**TASK TO CARRY OUT:** Using the entries that follow, collect the lines where the word "Segment" appears.

═════ INFORMATION GIVEN

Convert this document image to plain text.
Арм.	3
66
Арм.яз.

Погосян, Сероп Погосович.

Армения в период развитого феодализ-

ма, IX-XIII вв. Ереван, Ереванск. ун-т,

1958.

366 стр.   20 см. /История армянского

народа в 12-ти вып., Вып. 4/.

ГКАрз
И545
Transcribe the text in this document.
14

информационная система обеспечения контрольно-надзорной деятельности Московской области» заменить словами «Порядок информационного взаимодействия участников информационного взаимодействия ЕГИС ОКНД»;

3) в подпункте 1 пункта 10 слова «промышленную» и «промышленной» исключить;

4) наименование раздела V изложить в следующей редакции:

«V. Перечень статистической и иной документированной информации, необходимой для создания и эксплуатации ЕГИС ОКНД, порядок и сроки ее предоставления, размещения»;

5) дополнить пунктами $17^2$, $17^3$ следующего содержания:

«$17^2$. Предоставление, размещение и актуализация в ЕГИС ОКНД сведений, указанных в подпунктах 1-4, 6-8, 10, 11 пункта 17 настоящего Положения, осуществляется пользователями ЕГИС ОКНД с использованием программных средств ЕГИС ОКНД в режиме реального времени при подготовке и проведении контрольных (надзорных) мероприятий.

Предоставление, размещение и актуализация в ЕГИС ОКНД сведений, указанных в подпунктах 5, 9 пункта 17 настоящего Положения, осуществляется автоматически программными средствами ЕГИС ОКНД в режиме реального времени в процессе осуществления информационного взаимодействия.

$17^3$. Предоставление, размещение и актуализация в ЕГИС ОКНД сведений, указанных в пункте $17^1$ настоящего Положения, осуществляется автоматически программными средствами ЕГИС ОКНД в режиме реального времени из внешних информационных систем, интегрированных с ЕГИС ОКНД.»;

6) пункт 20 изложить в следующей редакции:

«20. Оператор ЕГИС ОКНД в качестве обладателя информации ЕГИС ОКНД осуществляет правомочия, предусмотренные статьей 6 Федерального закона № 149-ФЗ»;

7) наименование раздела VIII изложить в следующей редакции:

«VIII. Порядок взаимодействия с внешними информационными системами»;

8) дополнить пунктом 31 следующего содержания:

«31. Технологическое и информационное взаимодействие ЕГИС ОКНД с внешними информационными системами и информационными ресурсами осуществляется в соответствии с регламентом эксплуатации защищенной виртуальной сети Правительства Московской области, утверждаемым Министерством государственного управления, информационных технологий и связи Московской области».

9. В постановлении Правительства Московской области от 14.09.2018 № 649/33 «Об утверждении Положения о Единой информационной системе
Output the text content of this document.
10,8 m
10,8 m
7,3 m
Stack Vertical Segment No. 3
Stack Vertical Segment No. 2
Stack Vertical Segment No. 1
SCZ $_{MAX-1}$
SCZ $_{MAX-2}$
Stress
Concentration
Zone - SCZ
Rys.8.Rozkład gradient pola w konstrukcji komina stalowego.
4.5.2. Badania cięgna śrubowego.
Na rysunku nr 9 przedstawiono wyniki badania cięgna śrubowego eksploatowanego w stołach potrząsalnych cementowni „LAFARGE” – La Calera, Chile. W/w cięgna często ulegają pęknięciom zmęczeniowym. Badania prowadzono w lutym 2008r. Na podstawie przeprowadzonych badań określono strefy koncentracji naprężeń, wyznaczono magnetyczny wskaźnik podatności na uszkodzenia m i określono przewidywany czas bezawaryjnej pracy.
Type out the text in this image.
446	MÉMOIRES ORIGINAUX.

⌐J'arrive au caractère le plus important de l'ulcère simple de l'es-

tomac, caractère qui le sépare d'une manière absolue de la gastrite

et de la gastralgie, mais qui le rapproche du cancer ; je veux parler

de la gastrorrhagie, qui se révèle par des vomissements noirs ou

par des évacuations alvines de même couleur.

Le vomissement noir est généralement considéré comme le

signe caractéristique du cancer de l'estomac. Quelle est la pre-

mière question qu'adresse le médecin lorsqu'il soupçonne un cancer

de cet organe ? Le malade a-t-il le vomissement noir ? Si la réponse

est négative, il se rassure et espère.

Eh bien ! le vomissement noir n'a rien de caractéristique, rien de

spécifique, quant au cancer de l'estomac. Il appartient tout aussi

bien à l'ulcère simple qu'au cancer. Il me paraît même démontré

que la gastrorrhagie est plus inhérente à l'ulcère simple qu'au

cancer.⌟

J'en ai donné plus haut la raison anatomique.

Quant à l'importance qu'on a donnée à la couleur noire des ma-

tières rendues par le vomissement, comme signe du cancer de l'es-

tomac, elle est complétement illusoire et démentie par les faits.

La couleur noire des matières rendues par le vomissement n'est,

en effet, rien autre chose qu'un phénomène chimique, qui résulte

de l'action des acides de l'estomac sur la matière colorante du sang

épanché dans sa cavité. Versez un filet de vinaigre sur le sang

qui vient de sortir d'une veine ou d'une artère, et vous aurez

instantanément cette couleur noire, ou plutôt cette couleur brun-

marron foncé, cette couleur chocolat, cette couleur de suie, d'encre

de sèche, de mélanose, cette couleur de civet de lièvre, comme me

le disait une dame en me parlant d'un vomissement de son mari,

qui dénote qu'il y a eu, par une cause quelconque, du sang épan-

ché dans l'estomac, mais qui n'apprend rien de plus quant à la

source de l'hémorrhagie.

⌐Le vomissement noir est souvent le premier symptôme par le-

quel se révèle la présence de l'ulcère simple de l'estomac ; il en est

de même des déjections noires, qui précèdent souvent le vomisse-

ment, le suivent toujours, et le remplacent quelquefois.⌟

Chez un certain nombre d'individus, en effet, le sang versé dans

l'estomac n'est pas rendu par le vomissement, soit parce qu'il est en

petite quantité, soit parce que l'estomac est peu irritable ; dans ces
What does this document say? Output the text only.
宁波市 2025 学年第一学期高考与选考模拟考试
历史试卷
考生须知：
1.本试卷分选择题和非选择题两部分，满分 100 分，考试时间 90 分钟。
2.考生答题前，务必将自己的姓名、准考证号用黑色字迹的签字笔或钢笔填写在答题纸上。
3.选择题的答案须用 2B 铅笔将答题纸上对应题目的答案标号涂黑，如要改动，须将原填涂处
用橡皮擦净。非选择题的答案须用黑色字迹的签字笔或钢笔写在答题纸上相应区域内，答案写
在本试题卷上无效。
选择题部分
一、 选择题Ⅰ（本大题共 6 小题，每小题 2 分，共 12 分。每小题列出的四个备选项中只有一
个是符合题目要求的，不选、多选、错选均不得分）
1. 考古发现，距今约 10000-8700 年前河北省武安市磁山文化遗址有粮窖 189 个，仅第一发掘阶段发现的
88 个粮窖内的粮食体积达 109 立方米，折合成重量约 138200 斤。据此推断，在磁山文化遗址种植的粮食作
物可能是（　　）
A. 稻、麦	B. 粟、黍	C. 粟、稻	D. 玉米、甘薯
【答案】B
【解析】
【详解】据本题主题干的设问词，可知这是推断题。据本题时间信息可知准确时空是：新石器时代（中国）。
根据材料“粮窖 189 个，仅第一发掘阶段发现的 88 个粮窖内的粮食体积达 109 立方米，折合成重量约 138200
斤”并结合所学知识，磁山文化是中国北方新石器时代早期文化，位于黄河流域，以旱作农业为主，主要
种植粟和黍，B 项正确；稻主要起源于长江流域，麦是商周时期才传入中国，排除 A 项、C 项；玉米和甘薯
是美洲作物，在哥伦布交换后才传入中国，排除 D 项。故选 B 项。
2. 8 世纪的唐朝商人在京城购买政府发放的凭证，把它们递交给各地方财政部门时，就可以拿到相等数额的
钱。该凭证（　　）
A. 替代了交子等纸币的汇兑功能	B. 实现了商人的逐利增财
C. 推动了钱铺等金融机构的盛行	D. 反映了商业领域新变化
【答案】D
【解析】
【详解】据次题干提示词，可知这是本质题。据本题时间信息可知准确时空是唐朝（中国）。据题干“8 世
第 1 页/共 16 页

══════════

**REPLY TO THE EXERCISE:**
Stack Vertical Segment No. 3
Stack Vertical Segment No. 2
Stack Vertical Segment No. 1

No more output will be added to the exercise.